Working data
↓↓↓

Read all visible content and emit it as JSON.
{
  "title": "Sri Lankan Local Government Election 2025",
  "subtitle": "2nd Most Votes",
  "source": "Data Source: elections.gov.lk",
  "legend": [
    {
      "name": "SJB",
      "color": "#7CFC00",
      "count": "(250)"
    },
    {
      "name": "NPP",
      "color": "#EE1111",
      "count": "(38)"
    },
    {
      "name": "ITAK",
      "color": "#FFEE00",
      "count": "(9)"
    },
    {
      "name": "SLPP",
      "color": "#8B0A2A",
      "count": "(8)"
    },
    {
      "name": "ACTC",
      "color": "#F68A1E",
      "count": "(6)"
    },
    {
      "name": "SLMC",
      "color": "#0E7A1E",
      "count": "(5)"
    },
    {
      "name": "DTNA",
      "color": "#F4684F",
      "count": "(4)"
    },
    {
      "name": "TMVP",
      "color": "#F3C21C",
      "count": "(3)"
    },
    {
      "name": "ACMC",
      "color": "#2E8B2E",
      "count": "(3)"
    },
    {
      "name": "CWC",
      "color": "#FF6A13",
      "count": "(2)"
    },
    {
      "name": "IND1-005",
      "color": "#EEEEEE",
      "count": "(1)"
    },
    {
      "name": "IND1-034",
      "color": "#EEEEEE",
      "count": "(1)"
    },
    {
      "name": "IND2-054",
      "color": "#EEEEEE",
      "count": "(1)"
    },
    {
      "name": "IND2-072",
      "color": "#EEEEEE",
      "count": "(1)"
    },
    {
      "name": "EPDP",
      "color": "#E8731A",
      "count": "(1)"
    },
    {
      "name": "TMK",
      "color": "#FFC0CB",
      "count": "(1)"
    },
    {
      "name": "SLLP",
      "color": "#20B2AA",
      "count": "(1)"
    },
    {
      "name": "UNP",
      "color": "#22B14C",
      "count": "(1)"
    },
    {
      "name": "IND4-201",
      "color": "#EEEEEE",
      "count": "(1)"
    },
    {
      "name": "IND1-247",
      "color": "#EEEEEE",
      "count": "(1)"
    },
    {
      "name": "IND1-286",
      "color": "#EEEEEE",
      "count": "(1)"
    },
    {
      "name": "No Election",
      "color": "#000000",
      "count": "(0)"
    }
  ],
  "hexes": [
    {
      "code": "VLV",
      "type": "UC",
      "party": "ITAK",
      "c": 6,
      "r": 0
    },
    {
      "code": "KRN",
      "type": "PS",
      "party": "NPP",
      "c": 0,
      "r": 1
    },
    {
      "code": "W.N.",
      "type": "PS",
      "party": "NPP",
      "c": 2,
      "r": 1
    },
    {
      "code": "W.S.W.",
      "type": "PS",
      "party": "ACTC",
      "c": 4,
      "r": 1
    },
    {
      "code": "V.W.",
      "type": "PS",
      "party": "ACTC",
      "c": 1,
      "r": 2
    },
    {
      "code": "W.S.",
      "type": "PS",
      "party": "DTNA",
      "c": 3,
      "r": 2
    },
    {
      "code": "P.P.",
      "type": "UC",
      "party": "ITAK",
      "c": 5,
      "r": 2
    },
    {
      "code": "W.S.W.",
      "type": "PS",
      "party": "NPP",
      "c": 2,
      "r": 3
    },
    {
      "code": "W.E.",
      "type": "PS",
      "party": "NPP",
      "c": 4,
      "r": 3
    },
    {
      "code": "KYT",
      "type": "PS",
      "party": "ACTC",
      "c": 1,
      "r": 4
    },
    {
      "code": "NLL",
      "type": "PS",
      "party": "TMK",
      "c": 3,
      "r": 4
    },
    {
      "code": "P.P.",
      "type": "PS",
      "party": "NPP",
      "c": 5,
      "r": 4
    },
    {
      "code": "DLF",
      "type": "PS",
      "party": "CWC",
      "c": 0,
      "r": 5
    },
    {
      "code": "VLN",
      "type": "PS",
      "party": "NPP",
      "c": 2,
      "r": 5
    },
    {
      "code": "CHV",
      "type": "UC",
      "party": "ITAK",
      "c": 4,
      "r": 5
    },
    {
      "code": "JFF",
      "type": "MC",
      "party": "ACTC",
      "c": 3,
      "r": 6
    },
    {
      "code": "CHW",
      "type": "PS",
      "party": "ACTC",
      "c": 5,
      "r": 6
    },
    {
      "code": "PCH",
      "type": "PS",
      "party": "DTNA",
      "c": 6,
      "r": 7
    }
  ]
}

↑↑↑

Problem details
Extract every line above exactly as it stands.

The output
Read all visible content and emit it as JSON.
{
  "title": "Sri Lankan Local Government Election 2025",
  "subtitle": "2nd Most Votes",
  "source": "Data Source: elections.gov.lk",
  "legend": [
    {
      "name": "SJB",
      "color": "#7CFC00",
      "count": "(250)"
    },
    {
      "name": "NPP",
      "color": "#EE1111",
      "count": "(38)"
    },
    {
      "name": "ITAK",
      "color": "#FFEE00",
      "count": "(9)"
    },
    {
      "name": "SLPP",
      "color": "#8B0A2A",
      "count": "(8)"
    },
    {
      "name": "ACTC",
      "color": "#F68A1E",
      "count": "(6)"
    },
    {
      "name": "SLMC",
      "color": "#0E7A1E",
      "count": "(5)"
    },
    {
      "name": "DTNA",
      "color": "#F4684F",
      "count": "(4)"
    },
    {
      "name": "TMVP",
      "color": "#F3C21C",
      "count": "(3)"
    },
    {
      "name": "ACMC",
      "color": "#2E8B2E",
      "count": "(3)"
    },
    {
      "name": "CWC",
      "color": "#FF6A13",
      "count": "(2)"
    },
    {
      "name": "IND1-005",
      "color": "#EEEEEE",
      "count": "(1)"
    },
    {
      "name": "IND1-034",
      "color": "#EEEEEE",
      "count": "(1)"
    },
    {
      "name": "IND2-054",
      "color": "#EEEEEE",
      "count": "(1)"
    },
    {
      "name": "IND2-072",
      "color": "#EEEEEE",
      "count": "(1)"
    },
    {
      "name": "EPDP",
      "color": "#E8731A",
      "count": "(1)"
    },
    {
      "name": "TMK",
      "color": "#FFC0CB",
      "count": "(1)"
    },
    {
      "name": "SLLP",
      "color": "#20B2AA",
      "count": "(1)"
    },
    {
      "name": "UNP",
      "color": "#22B14C",
      "count": "(1)"
    },
    {
      "name": "IND4-201",
      "color": "#EEEEEE",
      "count": "(1)"
    },
    {
      "name": "IND1-247",
      "color": "#EEEEEE",
      "count": "(1)"
    },
    {
      "name": "IND1-286",
      "color": "#EEEEEE",
      "count": "(1)"
    },
    {
      "name": "No Election",
      "color": "#000000",
      "count": "(0)"
    }
  ],
  "hexes": [
    {
      "code": "VLV",
      "type": "UC",
      "party": "ITAK",
      "c": 6,
      "r": 0
    },
    {
      "code": "KRN",
      "type": "PS",
      "party": "NPP",
      "c": 0,
      "r": 1
    },
    {
      "code": "W.N.",
      "type": "PS",
      "party": "NPP",
      "c": 2,
      "r": 1
    },
    {
      "code": "W.S.W.",
      "type": "PS",
      "party": "ACTC",
      "c": 4,
      "r": 1
    },
    {
      "code": "V.W.",
      "type": "PS",
      "party": "ACTC",
      "c": 1,
      "r": 2
    },
    {
      "code": "W.S.",
      "type": "PS",
      "party": "DTNA",
      "c": 3,
      "r": 2
    },
    {
      "code": "P.P.",
      "type": "UC",
      "party": "ITAK",
      "c": 5,
      "r": 2
    },
    {
      "code": "W.S.W.",
      "type": "PS",
      "party": "NPP",
      "c": 2,
      "r": 3
    },
    {
      "code": "W.E.",
      "type": "PS",
      "party": "NPP",
      "c": 4,
      "r": 3
    },
    {
      "code": "KYT",
      "type": "PS",
      "party": "ACTC",
      "c": 1,
      "r": 4
    },
    {
      "code": "NLL",
      "type": "PS",
      "party": "TMK",
      "c": 3,
      "r": 4
    },
    {
      "code": "P.P.",
      "type": "PS",
      "party": "NPP",
      "c": 5,
      "r": 4
    },
    {
      "code": "DLF",
      "type": "PS",
      "party": "CWC",
      "c": 0,
      "r": 5
    },
    {
      "code": "VLN",
      "type": "PS",
      "party": "NPP",
      "c": 2,
      "r": 5
    },
    {
      "code": "CHV",
      "type": "UC",
      "party": "ITAK",
      "c": 4,
      "r": 5
    },
    {
      "code": "JFF",
      "type": "MC",
      "party": "ACTC",
      "c": 3,
      "r": 6
    },
    {
      "code": "CHW",
      "type": "PS",
      "party": "ACTC",
      "c": 5,
      "r": 6
    },
    {
      "code": "PCH",
      "type": "PS",
      "party": "DTNA",
      "c": 6,
      "r": 7
    }
  ]
}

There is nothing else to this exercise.